## LISTED ENTRIES
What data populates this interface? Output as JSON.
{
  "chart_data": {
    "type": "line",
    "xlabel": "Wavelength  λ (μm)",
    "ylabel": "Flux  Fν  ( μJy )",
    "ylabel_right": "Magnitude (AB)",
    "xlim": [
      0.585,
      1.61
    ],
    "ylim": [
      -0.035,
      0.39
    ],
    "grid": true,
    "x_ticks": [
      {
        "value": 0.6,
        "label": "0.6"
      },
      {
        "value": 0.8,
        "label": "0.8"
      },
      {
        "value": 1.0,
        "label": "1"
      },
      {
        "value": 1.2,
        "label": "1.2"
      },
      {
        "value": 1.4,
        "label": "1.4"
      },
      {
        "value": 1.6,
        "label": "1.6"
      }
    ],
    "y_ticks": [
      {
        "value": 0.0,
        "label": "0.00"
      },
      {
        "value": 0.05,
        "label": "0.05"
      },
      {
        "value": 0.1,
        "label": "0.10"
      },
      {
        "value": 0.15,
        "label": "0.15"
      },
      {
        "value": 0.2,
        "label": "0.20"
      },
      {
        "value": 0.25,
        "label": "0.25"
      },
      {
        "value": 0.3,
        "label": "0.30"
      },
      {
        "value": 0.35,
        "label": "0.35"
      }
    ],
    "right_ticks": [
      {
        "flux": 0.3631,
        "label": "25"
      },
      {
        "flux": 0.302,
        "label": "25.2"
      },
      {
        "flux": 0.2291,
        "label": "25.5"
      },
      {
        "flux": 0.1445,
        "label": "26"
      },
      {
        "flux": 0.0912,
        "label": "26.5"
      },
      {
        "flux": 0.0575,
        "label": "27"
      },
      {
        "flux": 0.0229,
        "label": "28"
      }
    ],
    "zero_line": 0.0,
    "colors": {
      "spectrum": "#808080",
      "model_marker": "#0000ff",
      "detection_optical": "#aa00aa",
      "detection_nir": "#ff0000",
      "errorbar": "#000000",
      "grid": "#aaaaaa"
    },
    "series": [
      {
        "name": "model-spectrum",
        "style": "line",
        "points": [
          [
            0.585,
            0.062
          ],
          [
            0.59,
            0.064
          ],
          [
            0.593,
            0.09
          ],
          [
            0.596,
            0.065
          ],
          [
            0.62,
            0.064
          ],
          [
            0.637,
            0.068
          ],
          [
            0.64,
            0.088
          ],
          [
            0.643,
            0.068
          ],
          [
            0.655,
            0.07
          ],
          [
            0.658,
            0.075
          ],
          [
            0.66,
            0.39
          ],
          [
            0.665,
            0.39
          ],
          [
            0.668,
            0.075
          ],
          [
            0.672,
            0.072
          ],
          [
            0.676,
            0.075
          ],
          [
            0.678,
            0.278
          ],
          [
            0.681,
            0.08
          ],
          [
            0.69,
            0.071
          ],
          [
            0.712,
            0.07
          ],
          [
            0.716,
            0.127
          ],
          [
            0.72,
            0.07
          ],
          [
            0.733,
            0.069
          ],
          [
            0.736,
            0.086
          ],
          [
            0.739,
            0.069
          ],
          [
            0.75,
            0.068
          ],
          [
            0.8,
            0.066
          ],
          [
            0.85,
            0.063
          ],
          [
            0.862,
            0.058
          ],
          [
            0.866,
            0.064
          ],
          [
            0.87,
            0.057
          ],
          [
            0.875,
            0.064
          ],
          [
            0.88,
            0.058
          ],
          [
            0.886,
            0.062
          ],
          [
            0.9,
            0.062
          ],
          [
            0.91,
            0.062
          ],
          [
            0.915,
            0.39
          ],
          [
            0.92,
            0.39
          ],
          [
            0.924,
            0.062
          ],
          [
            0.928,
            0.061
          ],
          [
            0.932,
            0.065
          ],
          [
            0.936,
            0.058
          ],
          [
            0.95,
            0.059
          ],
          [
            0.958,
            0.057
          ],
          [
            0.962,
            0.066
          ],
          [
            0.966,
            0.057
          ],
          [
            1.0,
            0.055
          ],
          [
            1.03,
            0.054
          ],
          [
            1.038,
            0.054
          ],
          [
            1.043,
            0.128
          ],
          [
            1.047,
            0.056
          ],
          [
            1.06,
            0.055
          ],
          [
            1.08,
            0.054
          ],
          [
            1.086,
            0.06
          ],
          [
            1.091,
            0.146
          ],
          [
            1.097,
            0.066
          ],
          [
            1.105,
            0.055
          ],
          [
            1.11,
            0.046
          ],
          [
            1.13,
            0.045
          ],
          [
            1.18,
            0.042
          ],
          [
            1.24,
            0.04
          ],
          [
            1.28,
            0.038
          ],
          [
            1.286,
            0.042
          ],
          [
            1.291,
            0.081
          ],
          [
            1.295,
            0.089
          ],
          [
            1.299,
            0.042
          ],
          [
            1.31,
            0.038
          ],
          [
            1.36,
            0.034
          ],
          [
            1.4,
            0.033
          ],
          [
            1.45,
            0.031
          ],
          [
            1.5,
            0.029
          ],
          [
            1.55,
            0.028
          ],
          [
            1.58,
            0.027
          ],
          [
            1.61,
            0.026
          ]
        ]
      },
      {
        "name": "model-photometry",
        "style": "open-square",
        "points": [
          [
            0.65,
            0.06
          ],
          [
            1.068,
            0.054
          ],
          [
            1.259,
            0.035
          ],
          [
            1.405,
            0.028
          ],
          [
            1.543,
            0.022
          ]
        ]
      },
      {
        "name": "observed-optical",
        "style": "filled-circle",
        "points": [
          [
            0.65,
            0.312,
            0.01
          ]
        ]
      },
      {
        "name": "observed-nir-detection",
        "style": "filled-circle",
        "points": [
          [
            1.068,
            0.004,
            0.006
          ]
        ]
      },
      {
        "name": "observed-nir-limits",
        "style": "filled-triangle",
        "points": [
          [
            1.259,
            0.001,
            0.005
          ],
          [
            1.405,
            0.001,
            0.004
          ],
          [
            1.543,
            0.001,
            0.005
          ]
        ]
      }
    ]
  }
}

## SHORT TASK
Every line of the material must be returned exactly as it appears.

## CORRECT OUTPUT
What data populates this interface? Output as JSON.
{
  "chart_data": {
    "type": "line",
    "xlabel": "Wavelength  λ (μm)",
    "ylabel": "Flux  Fν  ( μJy )",
    "ylabel_right": "Magnitude (AB)",
    "xlim": [
      0.585,
      1.61
    ],
    "ylim": [
      -0.035,
      0.39
    ],
    "grid": true,
    "x_ticks": [
      {
        "value": 0.6,
        "label": "0.6"
      },
      {
        "value": 0.8,
        "label": "0.8"
      },
      {
        "value": 1.0,
        "label": "1"
      },
      {
        "value": 1.2,
        "label": "1.2"
      },
      {
        "value": 1.4,
        "label": "1.4"
      },
      {
        "value": 1.6,
        "label": "1.6"
      }
    ],
    "y_ticks": [
      {
        "value": 0.0,
        "label": "0.00"
      },
      {
        "value": 0.05,
        "label": "0.05"
      },
      {
        "value": 0.1,
        "label": "0.10"
      },
      {
        "value": 0.15,
        "label": "0.15"
      },
      {
        "value": 0.2,
        "label": "0.20"
      },
      {
        "value": 0.25,
        "label": "0.25"
      },
      {
        "value": 0.3,
        "label": "0.30"
      },
      {
        "value": 0.35,
        "label": "0.35"
      }
    ],
    "right_ticks": [
      {
        "flux": 0.3631,
        "label": "25"
      },
      {
        "flux": 0.302,
        "label": "25.2"
      },
      {
        "flux": 0.2291,
        "label": "25.5"
      },
      {
        "flux": 0.1445,
        "label": "26"
      },
      {
        "flux": 0.0912,
        "label": "26.5"
      },
      {
        "flux": 0.0575,
        "label": "27"
      },
      {
        "flux": 0.0229,
        "label": "28"
      }
    ],
    "zero_line": 0.0,
    "colors": {
      "spectrum": "#808080",
      "model_marker": "#0000ff",
      "detection_optical": "#aa00aa",
      "detection_nir": "#ff0000",
      "errorbar": "#000000",
      "grid": "#aaaaaa"
    },
    "series": [
      {
        "name": "model-spectrum",
        "style": "line",
        "points": [
          [
            0.585,
            0.062
          ],
          [
            0.59,
            0.064
          ],
          [
            0.593,
            0.09
          ],
          [
            0.596,
            0.065
          ],
          [
            0.62,
            0.064
          ],
          [
            0.637,
            0.068
          ],
          [
            0.64,
            0.088
          ],
          [
            0.643,
            0.068
          ],
          [
            0.655,
            0.07
          ],
          [
            0.658,
            0.075
          ],
          [
            0.66,
            0.39
          ],
          [
            0.665,
            0.39
          ],
          [
            0.668,
            0.075
          ],
          [
            0.672,
            0.072
          ],
          [
            0.676,
            0.075
          ],
          [
            0.678,
            0.278
          ],
          [
            0.681,
            0.08
          ],
          [
            0.69,
            0.071
          ],
          [
            0.712,
            0.07
          ],
          [
            0.716,
            0.127
          ],
          [
            0.72,
            0.07
          ],
          [
            0.733,
            0.069
          ],
          [
            0.736,
            0.086
          ],
          [
            0.739,
            0.069
          ],
          [
            0.75,
            0.068
          ],
          [
            0.8,
            0.066
          ],
          [
            0.85,
            0.063
          ],
          [
            0.862,
            0.058
          ],
          [
            0.866,
            0.064
          ],
          [
            0.87,
            0.057
          ],
          [
            0.875,
            0.064
          ],
          [
            0.88,
            0.058
          ],
          [
            0.886,
            0.062
          ],
          [
            0.9,
            0.062
          ],
          [
            0.91,
            0.062
          ],
          [
            0.915,
            0.39
          ],
          [
            0.92,
            0.39
          ],
          [
            0.924,
            0.062
          ],
          [
            0.928,
            0.061
          ],
          [
            0.932,
            0.065
          ],
          [
            0.936,
            0.058
          ],
          [
            0.95,
            0.059
          ],
          [
            0.958,
            0.057
          ],
          [
            0.962,
            0.066
          ],
          [
            0.966,
            0.057
          ],
          [
            1.0,
            0.055
          ],
          [
            1.03,
            0.054
          ],
          [
            1.038,
            0.054
          ],
          [
            1.043,
            0.128
          ],
          [
            1.047,
            0.056
          ],
          [
            1.06,
            0.055
          ],
          [
            1.08,
            0.054
          ],
          [
            1.086,
            0.06
          ],
          [
            1.091,
            0.146
          ],
          [
            1.097,
            0.066
          ],
          [
            1.105,
            0.055
          ],
          [
            1.11,
            0.046
          ],
          [
            1.13,
            0.045
          ],
          [
            1.18,
            0.042
          ],
          [
            1.24,
            0.04
          ],
          [
            1.28,
            0.038
          ],
          [
            1.286,
            0.042
          ],
          [
            1.291,
            0.081
          ],
          [
            1.295,
            0.089
          ],
          [
            1.299,
            0.042
          ],
          [
            1.31,
            0.038
          ],
          [
            1.36,
            0.034
          ],
          [
            1.4,
            0.033
          ],
          [
            1.45,
            0.031
          ],
          [
            1.5,
            0.029
          ],
          [
            1.55,
            0.028
          ],
          [
            1.58,
            0.027
          ],
          [
            1.61,
            0.026
          ]
        ]
      },
      {
        "name": "model-photometry",
        "style": "open-square",
        "points": [
          [
            0.65,
            0.06
          ],
          [
            1.068,
            0.054
          ],
          [
            1.259,
            0.035
          ],
          [
            1.405,
            0.028
          ],
          [
            1.543,
            0.022
          ]
        ]
      },
      {
        "name": "observed-optical",
        "style": "filled-circle",
        "points": [
          [
            0.65,
            0.312,
            0.01
          ]
        ]
      },
      {
        "name": "observed-nir-detection",
        "style": "filled-circle",
        "points": [
          [
            1.068,
            0.004,
            0.006
          ]
        ]
      },
      {
        "name": "observed-nir-limits",
        "style": "filled-triangle",
        "points": [
          [
            1.259,
            0.001,
            0.005
          ],
          [
            1.405,
            0.001,
            0.004
          ],
          [
            1.543,
            0.001,
            0.005
          ]
        ]
      }
    ]
  }
}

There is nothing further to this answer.